> **EXERCISE INSTRUCTIONS**: Output the full listing below exactly as it reads, and skip anything that is a picture.
____ INPUT FOR THIS TASK
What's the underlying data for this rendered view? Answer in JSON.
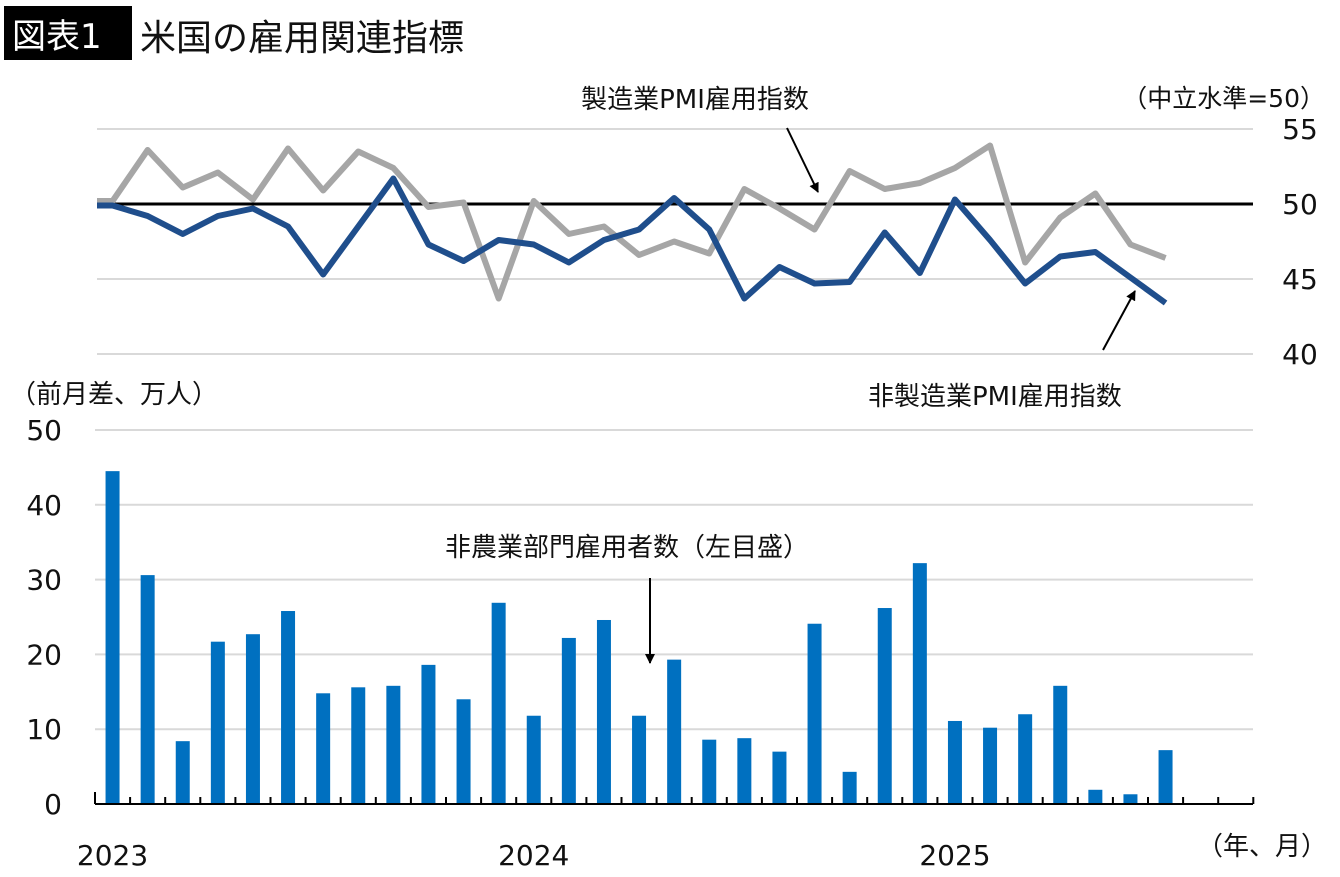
{
  "header": {
    "badge": "図表1",
    "title": "米国の雇用関連指標"
  },
  "colors": {
    "manufacturing": "#a6a6a6",
    "non_manufacturing": "#1f4e8c",
    "payrolls": "#0070c0",
    "reference_line": "#000000",
    "grid": "#d9d9d9"
  },
  "chart_data": [
    {
      "type": "line",
      "unit_label": "（中立水準=50）",
      "ylim": [
        40,
        55
      ],
      "y_ticks": [
        "55",
        "50",
        "45",
        "40"
      ],
      "y_axis_side": "right",
      "reference_line": 50,
      "grid": true,
      "x_range": [
        "2023-01",
        "2025-07"
      ],
      "series": [
        {
          "name": "製造業PMI雇用指数",
          "values": [
            50.2,
            53.6,
            51.1,
            52.1,
            50.3,
            53.7,
            50.9,
            53.5,
            52.4,
            49.8,
            50.1,
            43.7,
            50.2,
            48.0,
            48.5,
            46.6,
            47.5,
            46.7,
            51.0,
            49.7,
            48.3,
            52.2,
            51.0,
            51.4,
            52.4,
            53.9,
            46.1,
            49.1,
            50.7,
            47.3,
            46.4
          ]
        },
        {
          "name": "非製造業PMI雇用指数",
          "values": [
            49.9,
            49.2,
            48.0,
            49.2,
            49.7,
            48.5,
            45.3,
            48.5,
            51.7,
            47.3,
            46.2,
            47.6,
            47.3,
            46.1,
            47.6,
            48.3,
            50.4,
            48.3,
            43.7,
            45.8,
            44.7,
            44.8,
            48.1,
            45.4,
            50.3,
            47.6,
            44.7,
            46.5,
            46.8,
            45.1,
            43.4
          ]
        }
      ]
    },
    {
      "type": "bar",
      "unit_label": "（前月差、万人）",
      "xlabel": "（年、月）",
      "ylim": [
        0,
        50
      ],
      "y_ticks": [
        "50",
        "40",
        "30",
        "20",
        "10",
        "0"
      ],
      "grid": true,
      "x_tick_labels": [
        "2023",
        "2024",
        "2025"
      ],
      "x_range": [
        "2023-01",
        "2025-09"
      ],
      "series": [
        {
          "name": "非農業部門雇用者数（左目盛）",
          "values": [
            44.5,
            30.6,
            8.4,
            21.7,
            22.7,
            25.8,
            14.8,
            15.6,
            15.8,
            18.6,
            14.0,
            26.9,
            11.8,
            22.2,
            24.6,
            11.8,
            19.3,
            8.6,
            8.8,
            7.0,
            24.1,
            4.3,
            26.2,
            32.2,
            11.1,
            10.2,
            12.0,
            15.8,
            1.9,
            1.3,
            7.2
          ]
        }
      ]
    }
  ]
}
________
> **WRITTEN RESPONSE**:
What's the underlying data for this rendered view? Answer in JSON.
{
  "header": {
    "badge": "図表1",
    "title": "米国の雇用関連指標"
  },
  "colors": {
    "manufacturing": "#a6a6a6",
    "non_manufacturing": "#1f4e8c",
    "payrolls": "#0070c0",
    "reference_line": "#000000",
    "grid": "#d9d9d9"
  },
  "chart_data": [
    {
      "type": "line",
      "unit_label": "（中立水準=50）",
      "ylim": [
        40,
        55
      ],
      "y_ticks": [
        "55",
        "50",
        "45",
        "40"
      ],
      "y_axis_side": "right",
      "reference_line": 50,
      "grid": true,
      "x_range": [
        "2023-01",
        "2025-07"
      ],
      "series": [
        {
          "name": "製造業PMI雇用指数",
          "values": [
            50.2,
            53.6,
            51.1,
            52.1,
            50.3,
            53.7,
            50.9,
            53.5,
            52.4,
            49.8,
            50.1,
            43.7,
            50.2,
            48.0,
            48.5,
            46.6,
            47.5,
            46.7,
            51.0,
            49.7,
            48.3,
            52.2,
            51.0,
            51.4,
            52.4,
            53.9,
            46.1,
            49.1,
            50.7,
            47.3,
            46.4
          ]
        },
        {
          "name": "非製造業PMI雇用指数",
          "values": [
            49.9,
            49.2,
            48.0,
            49.2,
            49.7,
            48.5,
            45.3,
            48.5,
            51.7,
            47.3,
            46.2,
            47.6,
            47.3,
            46.1,
            47.6,
            48.3,
            50.4,
            48.3,
            43.7,
            45.8,
            44.7,
            44.8,
            48.1,
            45.4,
            50.3,
            47.6,
            44.7,
            46.5,
            46.8,
            45.1,
            43.4
          ]
        }
      ]
    },
    {
      "type": "bar",
      "unit_label": "（前月差、万人）",
      "xlabel": "（年、月）",
      "ylim": [
        0,
        50
      ],
      "y_ticks": [
        "50",
        "40",
        "30",
        "20",
        "10",
        "0"
      ],
      "grid": true,
      "x_tick_labels": [
        "2023",
        "2024",
        "2025"
      ],
      "x_range": [
        "2023-01",
        "2025-09"
      ],
      "series": [
        {
          "name": "非農業部門雇用者数（左目盛）",
          "values": [
            44.5,
            30.6,
            8.4,
            21.7,
            22.7,
            25.8,
            14.8,
            15.6,
            15.8,
            18.6,
            14.0,
            26.9,
            11.8,
            22.2,
            24.6,
            11.8,
            19.3,
            8.6,
            8.8,
            7.0,
            24.1,
            4.3,
            26.2,
            32.2,
            11.1,
            10.2,
            12.0,
            15.8,
            1.9,
            1.3,
            7.2
          ]
        }
      ]
    }
  ]
}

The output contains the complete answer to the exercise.